抜粋:
①タイムボックスを繰り返しながらインクリメンタルに開発
②初期の段階でインテグレートする
■今日のゴール
・タイムボックスと継続的インテグレーションを理解することがゴール
・本を買ってもらうことがゴール
■タイムボックスとは
・入り口と出口で区切られた、開発プロジェクトの全期間を表す箱
・作業はすべて、この箱にいれて管理する
・作業を箱に詰めることをタイムボクシングという
・作業の大きさを適切に見積もることが重要
■三択の質問。箱に入らなくなった場合にどうするのか?
1.無理やり詰め込む。(品質を諦める)
→ 残業。品質を落として終わらせる。
→ ひどい結果になる。
2.箱を大きいものに取り替える。(納期を諦める)
→ つまり、スケジュールを伸ばす。
→ それでも入らないと、更に箱を伸ばす、ということを繰り返してしまい、いつまで経っても終わらない。
3.全部入れることを諦める。(スコープを諦める)
→ 正解
→ 本当に必要な作業を詰めていく事ででミチゲート(mitigation)できる。
(mitigation=痛みを和らげること,緩和,軽減)
→ 作業を箱から追い出すことができる。リーズナブルな値段で開発できるようになる。
★作業の範囲を減すことで品質と納期を守る。これが基本的な戦略。
■ちょうどよいタイムボックスの長さは?
→ 入れたい作業の大きさによる。
→ でも、大きすぎる箱は使いにくい。
→ 大きい箱の中に小さい箱をいれて、間仕切りを作ることをやる。
■作業の大きさを見積もって、計画的に優先度の高い順に積めていく。
→ はみ出したものは次の箱にれる。
■スプリントの入り口では、スプリントプランニングをやる。
マイルストーンの入り口では、マイルストーンプランニンング。
■バックログは、残りの作業の一覧。
→ バックログには3つのことを添付する。
①具体的な作業の内容
②工数
③優先度
■時間を使うものをすべて作業としてバックログに積む。これを作業の入り口で作る。
■途中でバックログを増やすのは基本的にやらない。
・走ってる最中にゴールを動かしてしまうと到達できなくなる。
・次のタイムボックスの入り口で追加するのがよい。
・新しい作業を追加しないとどうしてもダメな場合のみ、バックログに足す。
その際、優先度の低い作業をバックログから削る。

参考資料:
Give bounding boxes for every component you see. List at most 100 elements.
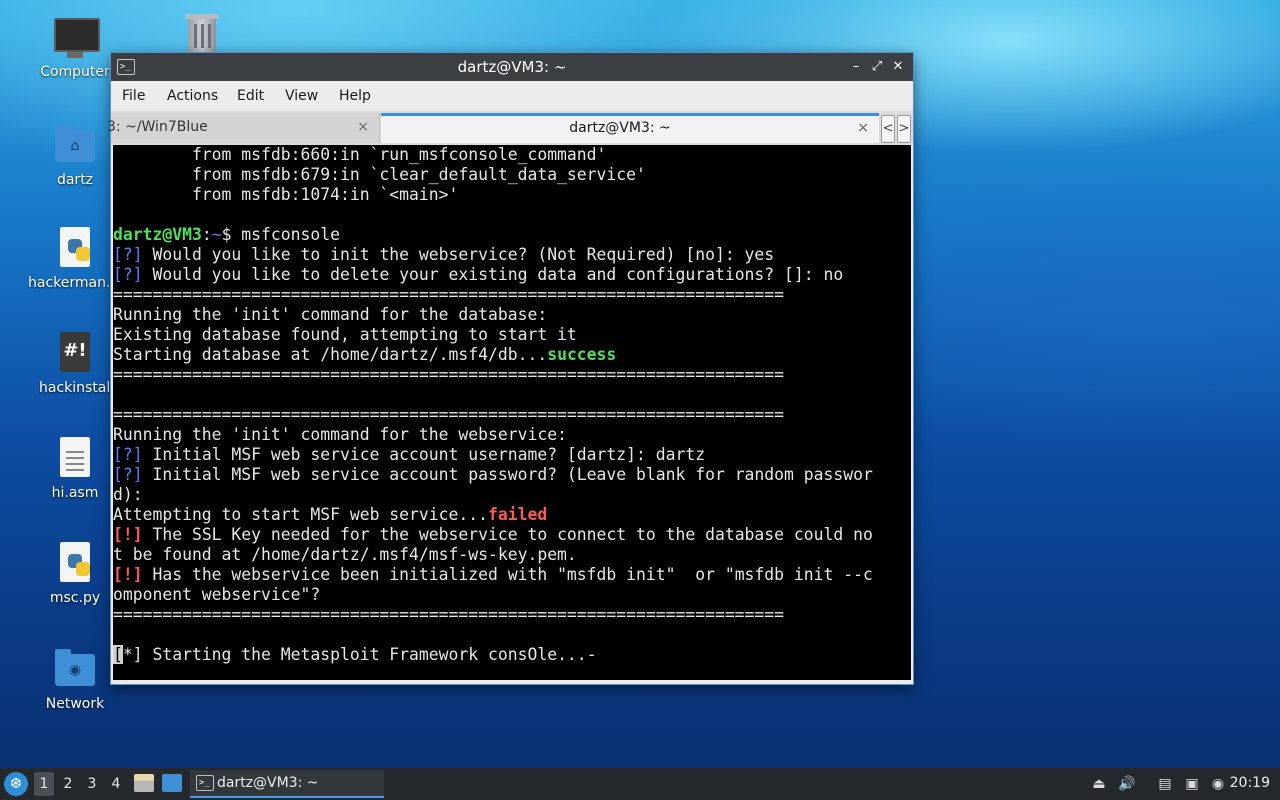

問題 1: 抜粋によると、バックログに添付する3つのことは何ですか?
問題 2: 抜粋では、途中でバックログを増やすことを基本的にやらないとしていますが、その理由は何ですか?
これらの行はここでは使いません。

解答例 1: 具体的な作業の内容、工数、優先度の3つです。

解答例 2: 走っている最中にゴールを動かしてしまうと、到達できなくなるからです。そのため、作業の追加は次のタイムボックスの入り口で行うのがよいとされています。